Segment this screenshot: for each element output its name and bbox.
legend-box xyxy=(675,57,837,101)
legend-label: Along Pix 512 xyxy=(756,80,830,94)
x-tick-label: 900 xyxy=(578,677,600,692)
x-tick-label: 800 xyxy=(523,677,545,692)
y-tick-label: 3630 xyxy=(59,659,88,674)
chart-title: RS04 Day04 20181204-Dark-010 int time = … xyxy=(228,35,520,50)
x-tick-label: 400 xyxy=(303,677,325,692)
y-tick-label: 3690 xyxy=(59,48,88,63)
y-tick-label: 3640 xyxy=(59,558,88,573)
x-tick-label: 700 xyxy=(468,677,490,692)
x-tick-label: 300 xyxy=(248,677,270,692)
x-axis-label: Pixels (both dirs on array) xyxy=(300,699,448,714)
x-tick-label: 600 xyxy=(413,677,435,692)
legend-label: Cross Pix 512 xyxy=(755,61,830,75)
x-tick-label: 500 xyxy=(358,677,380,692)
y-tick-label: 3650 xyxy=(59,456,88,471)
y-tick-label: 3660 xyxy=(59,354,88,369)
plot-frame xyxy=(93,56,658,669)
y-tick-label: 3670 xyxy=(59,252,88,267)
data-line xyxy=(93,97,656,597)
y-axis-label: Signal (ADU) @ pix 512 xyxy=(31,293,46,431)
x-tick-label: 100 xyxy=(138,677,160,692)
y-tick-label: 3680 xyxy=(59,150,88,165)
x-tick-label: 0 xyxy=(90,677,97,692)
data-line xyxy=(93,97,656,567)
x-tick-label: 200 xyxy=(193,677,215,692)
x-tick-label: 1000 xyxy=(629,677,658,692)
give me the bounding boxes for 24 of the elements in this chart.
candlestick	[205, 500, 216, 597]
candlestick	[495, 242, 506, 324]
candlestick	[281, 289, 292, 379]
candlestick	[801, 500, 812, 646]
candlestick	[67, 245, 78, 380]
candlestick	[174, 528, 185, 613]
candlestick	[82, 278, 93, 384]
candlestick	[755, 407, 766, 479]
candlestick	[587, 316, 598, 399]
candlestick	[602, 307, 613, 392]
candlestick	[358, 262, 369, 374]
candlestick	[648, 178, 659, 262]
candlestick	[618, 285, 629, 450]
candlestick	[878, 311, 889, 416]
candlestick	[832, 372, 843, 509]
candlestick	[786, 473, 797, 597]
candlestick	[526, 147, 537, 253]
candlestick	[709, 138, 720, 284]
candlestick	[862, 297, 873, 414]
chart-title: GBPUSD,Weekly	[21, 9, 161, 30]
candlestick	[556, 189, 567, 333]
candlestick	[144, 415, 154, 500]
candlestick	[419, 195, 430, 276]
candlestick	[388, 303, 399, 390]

TASK DETAILS:
Copy out all of the material above line for line, changing nothing.

EXERCISE RESULT:
Segment this screenshot: for each element output its name and bbox.
legend-box xyxy=(675,57,837,101)
legend-label: Along Pix 512 xyxy=(756,80,830,94)
x-tick-label: 900 xyxy=(578,677,600,692)
x-tick-label: 800 xyxy=(523,677,545,692)
y-tick-label: 3630 xyxy=(59,659,88,674)
chart-title: RS04 Day04 20181204-Dark-010 int time = … xyxy=(228,35,520,50)
x-tick-label: 400 xyxy=(303,677,325,692)
y-tick-label: 3690 xyxy=(59,48,88,63)
y-tick-label: 3640 xyxy=(59,558,88,573)
x-tick-label: 700 xyxy=(468,677,490,692)
x-tick-label: 300 xyxy=(248,677,270,692)
x-axis-label: Pixels (both dirs on array) xyxy=(300,699,448,714)
x-tick-label: 600 xyxy=(413,677,435,692)
legend-label: Cross Pix 512 xyxy=(755,61,830,75)
x-tick-label: 500 xyxy=(358,677,380,692)
y-tick-label: 3650 xyxy=(59,456,88,471)
y-tick-label: 3660 xyxy=(59,354,88,369)
plot-frame xyxy=(93,56,658,669)
y-tick-label: 3670 xyxy=(59,252,88,267)
data-line xyxy=(93,97,656,597)
y-axis-label: Signal (ADU) @ pix 512 xyxy=(31,293,46,431)
x-tick-label: 100 xyxy=(138,677,160,692)
y-tick-label: 3680 xyxy=(59,150,88,165)
x-tick-label: 0 xyxy=(90,677,97,692)
data-line xyxy=(93,97,656,567)
x-tick-label: 200 xyxy=(193,677,215,692)
x-tick-label: 1000 xyxy=(629,677,658,692)
give me the bounding boxes for 24 of the elements in this chart.
candlestick	[205, 500, 216, 597]
candlestick	[495, 242, 506, 324]
candlestick	[281, 289, 292, 379]
candlestick	[801, 500, 812, 646]
candlestick	[67, 245, 78, 380]
candlestick	[174, 528, 185, 613]
candlestick	[82, 278, 93, 384]
candlestick	[755, 407, 766, 479]
candlestick	[587, 316, 598, 399]
candlestick	[602, 307, 613, 392]
candlestick	[358, 262, 369, 374]
candlestick	[648, 178, 659, 262]
candlestick	[618, 285, 629, 450]
candlestick	[878, 311, 889, 416]
candlestick	[832, 372, 843, 509]
candlestick	[786, 473, 797, 597]
candlestick	[526, 147, 537, 253]
candlestick	[709, 138, 720, 284]
candlestick	[862, 297, 873, 414]
chart-title: GBPUSD,Weekly	[21, 9, 161, 30]
candlestick	[556, 189, 567, 333]
candlestick	[144, 415, 154, 500]
candlestick	[419, 195, 430, 276]
candlestick	[388, 303, 399, 390]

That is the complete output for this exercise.